August 06, 2002
Do I need multiple disks?

Q:
Do I need 2 physical SCSI disks in the shared drive space? I only have one
and expected to be able to put both the Quorum and shared data drive on the
same Physical Drive as 2 Logical drives. Is this not possible? Do I need
to purchase a second drive? Would using 2 433 mhz servers with 128 mg of
ram each cause my cluster to fail?

A:
Yes, you do need two physical drives to separate the Quorum and Data drives. The only time you don't need this is where you have an external RAID subsystem which can emulate having two physical disks.

The Server config is fine. I have built clusters with Pentium 166's with no problem.

Leon

Followup:
OOPS, I guess I read the MS docs too well on this one. Thanks for following up, Bill, and letting me know that you, in fact, do not need 2 physical drives :) I have always built clusters using at least two drives and never tried to run with one.

Leon

Posted by Leon at August 06, 2002 11:16 AM
Comments

Best site I've found so far on clustering!

Here's what I have:
2 - Adaptec 2940uw adapters (id6/id7)
1 - Seagate 4GB SCSI Baracuda (id5)
2 - Intel 100mbps Heartbeat adapters
2 - Compaq ML570's (Xeon700x2)
1 - External Sun SCSI drive case

All components (except the Sun case) are on the Microsoft HCL for Windows 2000!

● WHAT TO WORK ON
Reproduce the passage of the clustering page between "Best site I've" and "for Windows 2000!", inclusive, without any change. The records that follow are drawn from a different source and are unrelated to the clustering page.

● ENTRIES
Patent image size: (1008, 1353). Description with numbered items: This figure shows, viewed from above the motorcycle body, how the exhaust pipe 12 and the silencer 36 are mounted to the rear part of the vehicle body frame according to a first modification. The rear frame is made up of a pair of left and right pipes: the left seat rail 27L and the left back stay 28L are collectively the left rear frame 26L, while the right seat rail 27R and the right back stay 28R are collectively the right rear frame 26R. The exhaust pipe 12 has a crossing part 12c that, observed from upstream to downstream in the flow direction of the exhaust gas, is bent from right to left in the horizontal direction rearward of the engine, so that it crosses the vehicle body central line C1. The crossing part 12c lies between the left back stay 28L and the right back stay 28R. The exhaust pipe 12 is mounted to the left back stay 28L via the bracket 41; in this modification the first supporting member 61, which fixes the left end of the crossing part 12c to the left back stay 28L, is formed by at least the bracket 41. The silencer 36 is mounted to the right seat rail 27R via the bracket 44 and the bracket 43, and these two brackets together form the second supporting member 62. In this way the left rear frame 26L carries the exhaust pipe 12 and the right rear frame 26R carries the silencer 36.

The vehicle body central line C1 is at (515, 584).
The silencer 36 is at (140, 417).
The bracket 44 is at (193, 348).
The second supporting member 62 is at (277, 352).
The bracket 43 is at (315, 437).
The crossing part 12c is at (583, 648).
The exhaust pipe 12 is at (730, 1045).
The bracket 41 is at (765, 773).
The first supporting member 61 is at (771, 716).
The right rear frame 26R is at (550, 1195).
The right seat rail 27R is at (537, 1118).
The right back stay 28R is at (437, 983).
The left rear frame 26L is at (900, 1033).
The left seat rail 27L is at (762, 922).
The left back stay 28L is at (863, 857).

* * *

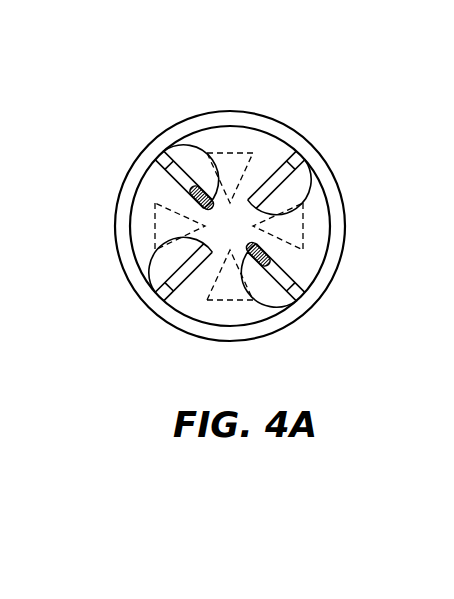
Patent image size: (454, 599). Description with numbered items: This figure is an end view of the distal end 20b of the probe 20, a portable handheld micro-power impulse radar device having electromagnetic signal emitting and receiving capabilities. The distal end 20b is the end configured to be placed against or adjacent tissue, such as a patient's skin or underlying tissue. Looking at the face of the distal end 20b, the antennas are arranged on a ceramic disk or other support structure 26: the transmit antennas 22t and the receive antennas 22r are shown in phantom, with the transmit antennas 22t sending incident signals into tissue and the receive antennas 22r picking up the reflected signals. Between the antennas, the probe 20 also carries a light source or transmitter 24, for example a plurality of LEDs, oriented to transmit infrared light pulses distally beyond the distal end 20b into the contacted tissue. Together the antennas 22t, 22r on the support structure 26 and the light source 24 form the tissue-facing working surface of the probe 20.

---

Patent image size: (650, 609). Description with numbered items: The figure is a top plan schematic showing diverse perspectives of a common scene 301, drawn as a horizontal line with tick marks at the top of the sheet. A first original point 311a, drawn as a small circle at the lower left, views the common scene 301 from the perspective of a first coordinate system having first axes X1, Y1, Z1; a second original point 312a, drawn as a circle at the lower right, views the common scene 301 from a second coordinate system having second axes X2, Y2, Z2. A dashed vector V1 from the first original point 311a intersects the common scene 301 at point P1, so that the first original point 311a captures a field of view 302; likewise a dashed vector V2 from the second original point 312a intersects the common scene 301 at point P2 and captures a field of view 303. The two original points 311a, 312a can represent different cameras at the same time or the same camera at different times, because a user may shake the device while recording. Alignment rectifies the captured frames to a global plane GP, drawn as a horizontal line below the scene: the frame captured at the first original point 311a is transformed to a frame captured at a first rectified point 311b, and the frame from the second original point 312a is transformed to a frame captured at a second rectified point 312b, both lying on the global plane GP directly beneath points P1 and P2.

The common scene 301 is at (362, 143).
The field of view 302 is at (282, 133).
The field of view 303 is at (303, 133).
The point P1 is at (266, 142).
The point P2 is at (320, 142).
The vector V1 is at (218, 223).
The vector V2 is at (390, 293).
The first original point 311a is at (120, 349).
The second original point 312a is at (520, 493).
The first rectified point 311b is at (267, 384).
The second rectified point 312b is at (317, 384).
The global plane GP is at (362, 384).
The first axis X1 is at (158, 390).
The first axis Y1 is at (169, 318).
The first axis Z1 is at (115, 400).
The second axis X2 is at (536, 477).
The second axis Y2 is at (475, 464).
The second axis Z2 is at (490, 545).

● ANSWER TO THIS PROBLEM
Best site I've found so far on clustering!

Here's what I have:
2 - Adaptec 2940uw adapters (id6/id7)
1 - Seagate 4GB SCSI Baracuda (id5)
2 - Intel 100mbps Heartbeat adapters
2 - Compaq ML570's (Xeon700x2)
1 - External Sun SCSI drive case

All components (except the Sun case) are on the Microsoft HCL for Windows 2000!